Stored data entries

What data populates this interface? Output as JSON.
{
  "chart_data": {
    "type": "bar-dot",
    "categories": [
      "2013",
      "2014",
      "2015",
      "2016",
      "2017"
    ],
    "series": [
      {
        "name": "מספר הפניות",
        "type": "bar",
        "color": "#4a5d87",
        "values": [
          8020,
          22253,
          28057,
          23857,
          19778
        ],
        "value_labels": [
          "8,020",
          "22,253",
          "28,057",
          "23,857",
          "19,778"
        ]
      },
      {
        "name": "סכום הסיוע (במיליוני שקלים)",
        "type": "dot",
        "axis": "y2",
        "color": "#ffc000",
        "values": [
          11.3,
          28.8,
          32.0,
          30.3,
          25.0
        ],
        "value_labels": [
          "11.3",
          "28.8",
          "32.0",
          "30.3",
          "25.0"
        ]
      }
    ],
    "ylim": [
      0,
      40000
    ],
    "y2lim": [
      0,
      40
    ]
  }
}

● What is required
Extract the full set of entries word for word.

● Solved problem
What data populates this interface? Output as JSON.
{
  "chart_data": {
    "type": "bar-dot",
    "categories": [
      "2013",
      "2014",
      "2015",
      "2016",
      "2017"
    ],
    "series": [
      {
        "name": "מספר הפניות",
        "type": "bar",
        "color": "#4a5d87",
        "values": [
          8020,
          22253,
          28057,
          23857,
          19778
        ],
        "value_labels": [
          "8,020",
          "22,253",
          "28,057",
          "23,857",
          "19,778"
        ]
      },
      {
        "name": "סכום הסיוע (במיליוני שקלים)",
        "type": "dot",
        "axis": "y2",
        "color": "#ffc000",
        "values": [
          11.3,
          28.8,
          32.0,
          30.3,
          25.0
        ],
        "value_labels": [
          "11.3",
          "28.8",
          "32.0",
          "30.3",
          "25.0"
        ]
      }
    ],
    "ylim": [
      0,
      40000
    ],
    "y2lim": [
      0,
      40
    ]
  }
}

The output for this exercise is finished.